What the task asks:
Omit images. Retype all entries verbatim.

Rows from a dataset:

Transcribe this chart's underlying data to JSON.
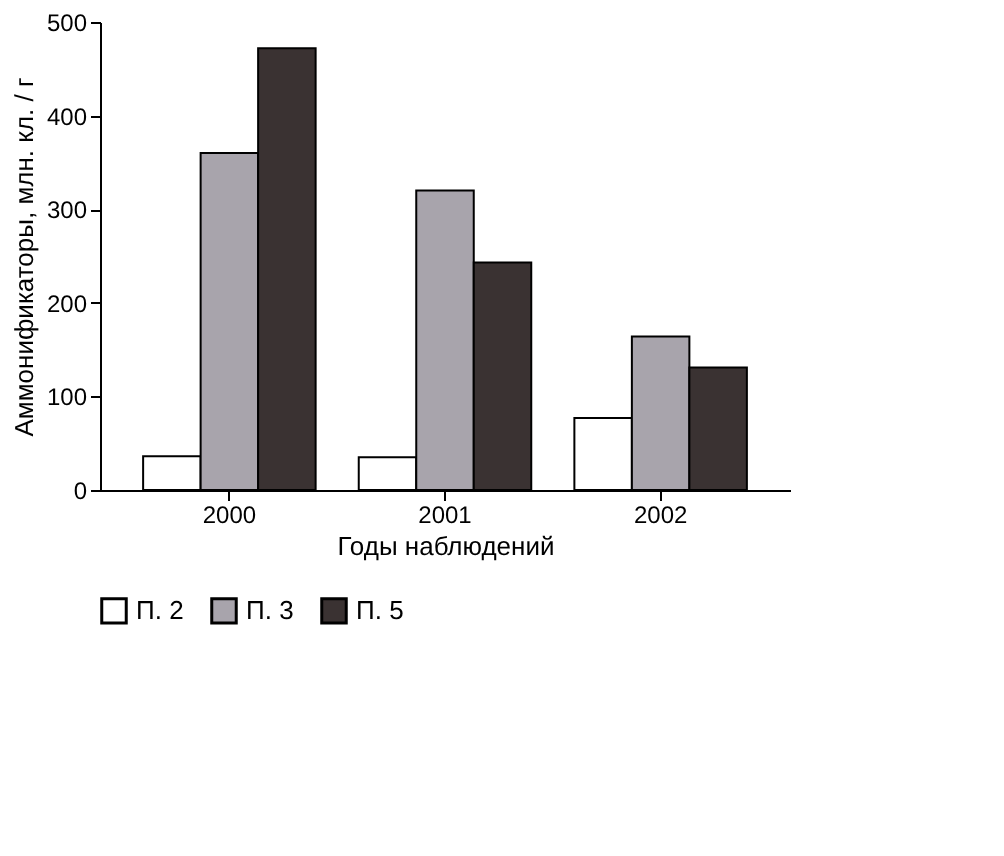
{
  "chart_data": {
    "type": "bar",
    "xlabel": "Годы наблюдений",
    "ylabel": "Аммонификаторы, млн. кл. / г",
    "categories": [
      "2000",
      "2001",
      "2002"
    ],
    "series": [
      {
        "name": "П. 2",
        "color": "#ffffff",
        "values": [
          36,
          35,
          77
        ]
      },
      {
        "name": "П. 3",
        "color": "#a8a4ac",
        "values": [
          360,
          320,
          164
        ]
      },
      {
        "name": "П. 5",
        "color": "#3a3232",
        "values": [
          472,
          243,
          131
        ]
      }
    ],
    "ylim": [
      0,
      500
    ],
    "yticks": [
      0,
      100,
      200,
      300,
      400,
      500
    ],
    "grid": false,
    "legend": "bottom"
  }
}
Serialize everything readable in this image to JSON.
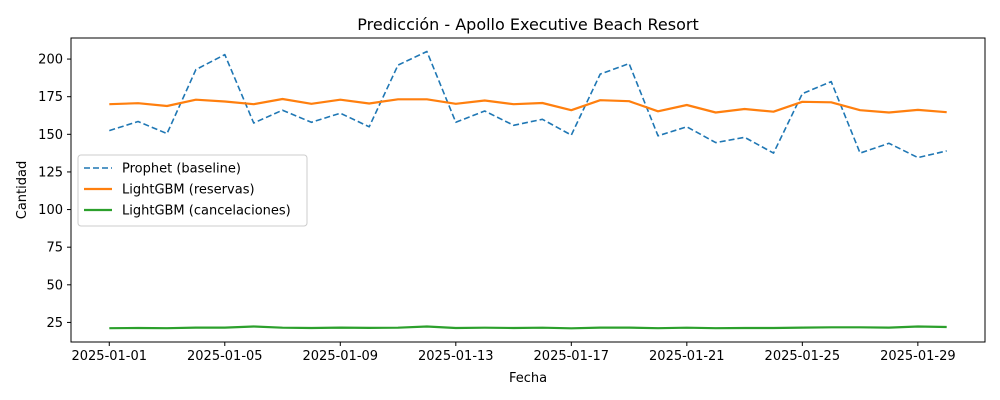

Solution:
Transcribe this chart's underlying data to JSON.
{
  "chart_data": {
    "type": "bar",
    "xlabel": "Годы наблюдений",
    "ylabel": "Аммонификаторы, млн. кл. / г",
    "categories": [
      "2000",
      "2001",
      "2002"
    ],
    "series": [
      {
        "name": "П. 2",
        "color": "#ffffff",
        "values": [
          36,
          35,
          77
        ]
      },
      {
        "name": "П. 3",
        "color": "#a8a4ac",
        "values": [
          360,
          320,
          164
        ]
      },
      {
        "name": "П. 5",
        "color": "#3a3232",
        "values": [
          472,
          243,
          131
        ]
      }
    ],
    "ylim": [
      0,
      500
    ],
    "yticks": [
      0,
      100,
      200,
      300,
      400,
      500
    ],
    "grid": false,
    "legend": "bottom"
  }
}
Serialize everything readable in this image to JSON.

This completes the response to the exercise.